(Saved entries)
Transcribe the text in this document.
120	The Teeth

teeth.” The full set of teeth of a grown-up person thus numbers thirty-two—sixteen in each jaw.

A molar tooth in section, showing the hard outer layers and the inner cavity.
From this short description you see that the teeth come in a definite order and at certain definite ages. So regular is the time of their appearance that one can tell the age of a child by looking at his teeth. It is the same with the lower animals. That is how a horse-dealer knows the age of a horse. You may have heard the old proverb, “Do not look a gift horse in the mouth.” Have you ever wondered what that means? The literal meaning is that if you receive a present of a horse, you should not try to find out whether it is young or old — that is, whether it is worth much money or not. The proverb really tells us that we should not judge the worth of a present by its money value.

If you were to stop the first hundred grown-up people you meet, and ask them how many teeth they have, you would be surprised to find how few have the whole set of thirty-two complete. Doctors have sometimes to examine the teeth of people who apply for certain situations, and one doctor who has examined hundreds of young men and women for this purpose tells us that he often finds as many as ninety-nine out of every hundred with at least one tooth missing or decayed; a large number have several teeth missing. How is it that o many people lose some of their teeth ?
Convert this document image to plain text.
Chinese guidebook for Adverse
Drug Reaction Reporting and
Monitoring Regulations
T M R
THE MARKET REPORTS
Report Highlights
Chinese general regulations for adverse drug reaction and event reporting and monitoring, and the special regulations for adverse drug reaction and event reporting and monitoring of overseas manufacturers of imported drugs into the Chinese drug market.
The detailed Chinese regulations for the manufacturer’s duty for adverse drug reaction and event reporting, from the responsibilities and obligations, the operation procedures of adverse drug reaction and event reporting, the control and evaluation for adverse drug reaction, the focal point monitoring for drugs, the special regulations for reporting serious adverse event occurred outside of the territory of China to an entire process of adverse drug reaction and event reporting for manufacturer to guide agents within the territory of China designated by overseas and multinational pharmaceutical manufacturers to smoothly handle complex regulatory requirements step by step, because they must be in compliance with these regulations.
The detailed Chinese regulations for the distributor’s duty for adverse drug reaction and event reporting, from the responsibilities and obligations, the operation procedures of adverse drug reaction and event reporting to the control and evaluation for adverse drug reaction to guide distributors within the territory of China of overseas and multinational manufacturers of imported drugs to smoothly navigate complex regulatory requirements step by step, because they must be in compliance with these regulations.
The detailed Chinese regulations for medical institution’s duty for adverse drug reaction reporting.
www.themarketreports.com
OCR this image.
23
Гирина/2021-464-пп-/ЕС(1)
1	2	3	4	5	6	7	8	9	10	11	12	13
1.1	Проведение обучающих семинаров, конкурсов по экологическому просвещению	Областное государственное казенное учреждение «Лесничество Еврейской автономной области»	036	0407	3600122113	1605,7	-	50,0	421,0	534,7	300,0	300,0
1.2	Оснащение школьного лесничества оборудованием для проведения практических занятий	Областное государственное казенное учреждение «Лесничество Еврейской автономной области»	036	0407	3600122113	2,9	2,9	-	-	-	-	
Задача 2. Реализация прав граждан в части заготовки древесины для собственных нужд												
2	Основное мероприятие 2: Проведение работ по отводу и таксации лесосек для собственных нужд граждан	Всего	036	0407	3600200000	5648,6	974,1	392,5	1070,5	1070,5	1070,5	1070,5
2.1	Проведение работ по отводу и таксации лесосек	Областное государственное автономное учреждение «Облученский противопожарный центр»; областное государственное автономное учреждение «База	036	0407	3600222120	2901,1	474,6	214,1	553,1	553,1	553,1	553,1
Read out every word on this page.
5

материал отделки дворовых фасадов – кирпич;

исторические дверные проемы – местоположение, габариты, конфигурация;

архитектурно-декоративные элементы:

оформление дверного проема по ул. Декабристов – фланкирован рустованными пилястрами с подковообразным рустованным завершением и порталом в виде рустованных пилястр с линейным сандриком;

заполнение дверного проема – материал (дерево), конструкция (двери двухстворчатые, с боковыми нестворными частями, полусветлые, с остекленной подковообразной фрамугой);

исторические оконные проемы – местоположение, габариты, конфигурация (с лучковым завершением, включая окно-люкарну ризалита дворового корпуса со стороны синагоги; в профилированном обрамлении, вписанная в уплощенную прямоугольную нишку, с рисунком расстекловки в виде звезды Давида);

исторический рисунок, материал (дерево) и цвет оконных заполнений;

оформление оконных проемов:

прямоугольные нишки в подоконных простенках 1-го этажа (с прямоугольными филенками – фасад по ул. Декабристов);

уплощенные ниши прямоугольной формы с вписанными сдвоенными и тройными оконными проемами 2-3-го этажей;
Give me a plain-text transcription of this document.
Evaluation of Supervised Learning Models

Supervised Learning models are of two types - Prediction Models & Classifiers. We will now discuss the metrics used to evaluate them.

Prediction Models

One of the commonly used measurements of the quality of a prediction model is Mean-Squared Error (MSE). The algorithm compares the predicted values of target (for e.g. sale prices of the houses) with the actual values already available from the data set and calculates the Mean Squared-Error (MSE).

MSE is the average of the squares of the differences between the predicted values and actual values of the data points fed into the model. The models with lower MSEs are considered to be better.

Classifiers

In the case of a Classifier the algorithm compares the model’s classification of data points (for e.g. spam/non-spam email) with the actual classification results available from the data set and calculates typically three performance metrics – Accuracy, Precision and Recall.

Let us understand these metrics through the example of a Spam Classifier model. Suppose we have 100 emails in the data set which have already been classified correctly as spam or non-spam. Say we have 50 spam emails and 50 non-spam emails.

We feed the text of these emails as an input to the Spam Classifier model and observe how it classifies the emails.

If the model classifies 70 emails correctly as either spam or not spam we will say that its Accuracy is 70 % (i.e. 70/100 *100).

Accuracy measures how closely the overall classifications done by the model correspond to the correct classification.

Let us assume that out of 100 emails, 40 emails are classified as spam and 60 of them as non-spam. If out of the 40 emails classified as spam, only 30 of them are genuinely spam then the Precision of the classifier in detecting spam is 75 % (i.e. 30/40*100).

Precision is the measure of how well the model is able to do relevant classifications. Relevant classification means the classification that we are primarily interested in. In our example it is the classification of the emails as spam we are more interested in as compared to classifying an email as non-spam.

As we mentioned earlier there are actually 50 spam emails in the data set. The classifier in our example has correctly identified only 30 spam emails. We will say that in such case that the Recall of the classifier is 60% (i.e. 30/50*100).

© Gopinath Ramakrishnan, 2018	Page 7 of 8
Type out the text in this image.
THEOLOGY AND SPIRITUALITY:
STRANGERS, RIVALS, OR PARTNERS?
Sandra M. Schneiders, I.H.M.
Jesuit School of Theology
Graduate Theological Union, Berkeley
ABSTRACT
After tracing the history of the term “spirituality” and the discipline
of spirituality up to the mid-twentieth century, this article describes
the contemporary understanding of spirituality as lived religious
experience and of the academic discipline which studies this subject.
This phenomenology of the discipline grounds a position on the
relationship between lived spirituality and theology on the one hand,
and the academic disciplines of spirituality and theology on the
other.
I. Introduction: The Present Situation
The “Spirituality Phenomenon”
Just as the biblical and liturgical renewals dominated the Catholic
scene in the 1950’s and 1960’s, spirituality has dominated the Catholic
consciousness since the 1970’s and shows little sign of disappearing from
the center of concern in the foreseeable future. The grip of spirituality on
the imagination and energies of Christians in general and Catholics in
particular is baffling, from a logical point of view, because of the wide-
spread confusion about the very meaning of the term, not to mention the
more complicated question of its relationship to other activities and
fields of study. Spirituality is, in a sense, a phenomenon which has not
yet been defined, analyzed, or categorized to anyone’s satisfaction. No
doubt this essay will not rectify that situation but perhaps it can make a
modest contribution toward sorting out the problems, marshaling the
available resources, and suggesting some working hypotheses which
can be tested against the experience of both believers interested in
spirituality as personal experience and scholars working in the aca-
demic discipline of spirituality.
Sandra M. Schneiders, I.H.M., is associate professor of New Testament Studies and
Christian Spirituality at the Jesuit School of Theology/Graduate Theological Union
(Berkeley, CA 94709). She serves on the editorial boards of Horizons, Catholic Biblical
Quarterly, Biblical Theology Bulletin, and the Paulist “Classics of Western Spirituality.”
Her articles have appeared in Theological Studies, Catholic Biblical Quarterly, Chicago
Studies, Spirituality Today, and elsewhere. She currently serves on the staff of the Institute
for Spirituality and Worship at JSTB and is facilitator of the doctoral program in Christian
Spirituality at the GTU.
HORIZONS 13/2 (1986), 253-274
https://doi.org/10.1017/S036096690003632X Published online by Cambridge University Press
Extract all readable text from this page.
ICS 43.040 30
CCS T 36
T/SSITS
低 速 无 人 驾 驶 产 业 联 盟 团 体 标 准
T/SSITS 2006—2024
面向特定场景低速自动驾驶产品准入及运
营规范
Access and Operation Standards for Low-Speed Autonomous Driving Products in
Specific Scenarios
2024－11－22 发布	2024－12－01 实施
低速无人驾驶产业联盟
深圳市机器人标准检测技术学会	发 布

*BRIEF*. Repeat exactly the lines from the one containing "Extract all readable text from this page." through the last line of the records above, both included, and nothing else.

*TASK RESPONSE*.
Extract all readable text from this page.
ICS 43.040 30
CCS T 36
T/SSITS
低 速 无 人 驾 驶 产 业 联 盟 团 体 标 准
T/SSITS 2006—2024
面向特定场景低速自动驾驶产品准入及运
营规范
Access and Operation Standards for Low-Speed Autonomous Driving Products in
Specific Scenarios
2024－11－22 发布	2024－12－01 实施
低速无人驾驶产业联盟
深圳市机器人标准检测技术学会	发 布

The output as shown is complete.